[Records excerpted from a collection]
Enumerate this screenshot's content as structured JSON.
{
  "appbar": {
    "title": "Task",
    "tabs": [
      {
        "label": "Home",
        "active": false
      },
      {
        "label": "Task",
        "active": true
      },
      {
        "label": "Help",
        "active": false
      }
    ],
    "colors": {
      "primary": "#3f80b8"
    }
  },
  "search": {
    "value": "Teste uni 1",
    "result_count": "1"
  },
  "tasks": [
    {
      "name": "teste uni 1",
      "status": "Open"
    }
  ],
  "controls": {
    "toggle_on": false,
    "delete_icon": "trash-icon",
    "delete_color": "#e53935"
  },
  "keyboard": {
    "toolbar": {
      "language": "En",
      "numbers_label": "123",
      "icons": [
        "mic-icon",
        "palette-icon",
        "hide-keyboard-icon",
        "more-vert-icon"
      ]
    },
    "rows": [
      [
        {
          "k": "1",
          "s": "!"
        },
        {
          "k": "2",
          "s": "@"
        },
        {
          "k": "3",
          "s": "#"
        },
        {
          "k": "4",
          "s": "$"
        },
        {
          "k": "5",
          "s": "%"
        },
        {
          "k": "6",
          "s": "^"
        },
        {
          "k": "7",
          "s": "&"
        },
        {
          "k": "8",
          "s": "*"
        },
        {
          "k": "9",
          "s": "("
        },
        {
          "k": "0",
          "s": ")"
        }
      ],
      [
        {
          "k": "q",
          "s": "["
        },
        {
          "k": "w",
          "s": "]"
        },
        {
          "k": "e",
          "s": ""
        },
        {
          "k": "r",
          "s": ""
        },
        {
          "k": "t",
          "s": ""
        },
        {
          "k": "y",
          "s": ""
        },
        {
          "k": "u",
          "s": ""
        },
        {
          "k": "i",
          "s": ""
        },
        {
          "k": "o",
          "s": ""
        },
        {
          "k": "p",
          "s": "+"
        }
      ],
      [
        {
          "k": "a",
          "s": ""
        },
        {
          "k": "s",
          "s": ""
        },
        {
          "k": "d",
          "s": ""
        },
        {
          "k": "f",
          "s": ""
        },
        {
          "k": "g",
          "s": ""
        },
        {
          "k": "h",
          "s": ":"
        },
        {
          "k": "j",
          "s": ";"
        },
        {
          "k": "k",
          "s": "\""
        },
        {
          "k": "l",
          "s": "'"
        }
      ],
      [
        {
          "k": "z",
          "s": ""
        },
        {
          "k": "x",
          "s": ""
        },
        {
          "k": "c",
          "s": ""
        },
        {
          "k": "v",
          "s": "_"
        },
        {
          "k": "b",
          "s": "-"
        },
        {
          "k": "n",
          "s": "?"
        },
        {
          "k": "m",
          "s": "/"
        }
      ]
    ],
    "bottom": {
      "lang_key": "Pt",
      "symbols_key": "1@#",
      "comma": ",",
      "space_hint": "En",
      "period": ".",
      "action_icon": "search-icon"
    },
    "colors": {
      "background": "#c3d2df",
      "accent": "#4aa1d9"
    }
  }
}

■ **Requirement**: Print every record exactly as it was given.

■ **Full answer**:
Enumerate this screenshot's content as structured JSON.
{
  "appbar": {
    "title": "Task",
    "tabs": [
      {
        "label": "Home",
        "active": false
      },
      {
        "label": "Task",
        "active": true
      },
      {
        "label": "Help",
        "active": false
      }
    ],
    "colors": {
      "primary": "#3f80b8"
    }
  },
  "search": {
    "value": "Teste uni 1",
    "result_count": "1"
  },
  "tasks": [
    {
      "name": "teste uni 1",
      "status": "Open"
    }
  ],
  "controls": {
    "toggle_on": false,
    "delete_icon": "trash-icon",
    "delete_color": "#e53935"
  },
  "keyboard": {
    "toolbar": {
      "language": "En",
      "numbers_label": "123",
      "icons": [
        "mic-icon",
        "palette-icon",
        "hide-keyboard-icon",
        "more-vert-icon"
      ]
    },
    "rows": [
      [
        {
          "k": "1",
          "s": "!"
        },
        {
          "k": "2",
          "s": "@"
        },
        {
          "k": "3",
          "s": "#"
        },
        {
          "k": "4",
          "s": "$"
        },
        {
          "k": "5",
          "s": "%"
        },
        {
          "k": "6",
          "s": "^"
        },
        {
          "k": "7",
          "s": "&"
        },
        {
          "k": "8",
          "s": "*"
        },
        {
          "k": "9",
          "s": "("
        },
        {
          "k": "0",
          "s": ")"
        }
      ],
      [
        {
          "k": "q",
          "s": "["
        },
        {
          "k": "w",
          "s": "]"
        },
        {
          "k": "e",
          "s": ""
        },
        {
          "k": "r",
          "s": ""
        },
        {
          "k": "t",
          "s": ""
        },
        {
          "k": "y",
          "s": ""
        },
        {
          "k": "u",
          "s": ""
        },
        {
          "k": "i",
          "s": ""
        },
        {
          "k": "o",
          "s": ""
        },
        {
          "k": "p",
          "s": "+"
        }
      ],
      [
        {
          "k": "a",
          "s": ""
        },
        {
          "k": "s",
          "s": ""
        },
        {
          "k": "d",
          "s": ""
        },
        {
          "k": "f",
          "s": ""
        },
        {
          "k": "g",
          "s": ""
        },
        {
          "k": "h",
          "s": ":"
        },
        {
          "k": "j",
          "s": ";"
        },
        {
          "k": "k",
          "s": "\""
        },
        {
          "k": "l",
          "s": "'"
        }
      ],
      [
        {
          "k": "z",
          "s": ""
        },
        {
          "k": "x",
          "s": ""
        },
        {
          "k": "c",
          "s": ""
        },
        {
          "k": "v",
          "s": "_"
        },
        {
          "k": "b",
          "s": "-"
        },
        {
          "k": "n",
          "s": "?"
        },
        {
          "k": "m",
          "s": "/"
        }
      ]
    ],
    "bottom": {
      "lang_key": "Pt",
      "symbols_key": "1@#",
      "comma": ",",
      "space_hint": "En",
      "period": ".",
      "action_icon": "search-icon"
    },
    "colors": {
      "background": "#c3d2df",
      "accent": "#4aa1d9"
    }
  }
}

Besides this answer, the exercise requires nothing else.